## Aim of the exercise
Of the lines below, count those containing the word "называют". Reply with the number alone.
------ Extracted material
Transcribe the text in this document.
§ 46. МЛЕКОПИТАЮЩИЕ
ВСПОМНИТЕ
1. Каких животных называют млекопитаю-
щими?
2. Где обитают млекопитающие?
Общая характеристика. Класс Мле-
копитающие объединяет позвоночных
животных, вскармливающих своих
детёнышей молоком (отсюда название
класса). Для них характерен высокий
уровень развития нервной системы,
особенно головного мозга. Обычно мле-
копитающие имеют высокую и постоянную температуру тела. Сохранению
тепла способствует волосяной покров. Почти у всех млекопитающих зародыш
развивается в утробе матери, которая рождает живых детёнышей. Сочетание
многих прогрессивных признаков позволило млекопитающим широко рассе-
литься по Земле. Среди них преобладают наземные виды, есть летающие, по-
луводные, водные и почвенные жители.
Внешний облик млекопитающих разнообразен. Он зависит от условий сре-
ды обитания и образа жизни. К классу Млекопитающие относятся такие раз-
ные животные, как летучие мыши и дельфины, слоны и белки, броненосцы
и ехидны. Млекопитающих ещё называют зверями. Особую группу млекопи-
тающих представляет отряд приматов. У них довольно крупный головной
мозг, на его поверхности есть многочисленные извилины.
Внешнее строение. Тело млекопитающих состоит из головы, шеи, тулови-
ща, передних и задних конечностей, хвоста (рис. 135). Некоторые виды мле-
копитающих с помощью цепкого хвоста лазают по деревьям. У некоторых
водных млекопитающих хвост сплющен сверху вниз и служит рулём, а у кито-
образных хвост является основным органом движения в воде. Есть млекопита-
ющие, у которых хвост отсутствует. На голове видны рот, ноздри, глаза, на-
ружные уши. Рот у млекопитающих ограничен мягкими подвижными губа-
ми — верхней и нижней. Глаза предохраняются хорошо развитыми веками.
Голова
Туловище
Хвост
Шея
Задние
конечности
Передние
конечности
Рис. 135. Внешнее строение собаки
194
------------
## Output of the task
2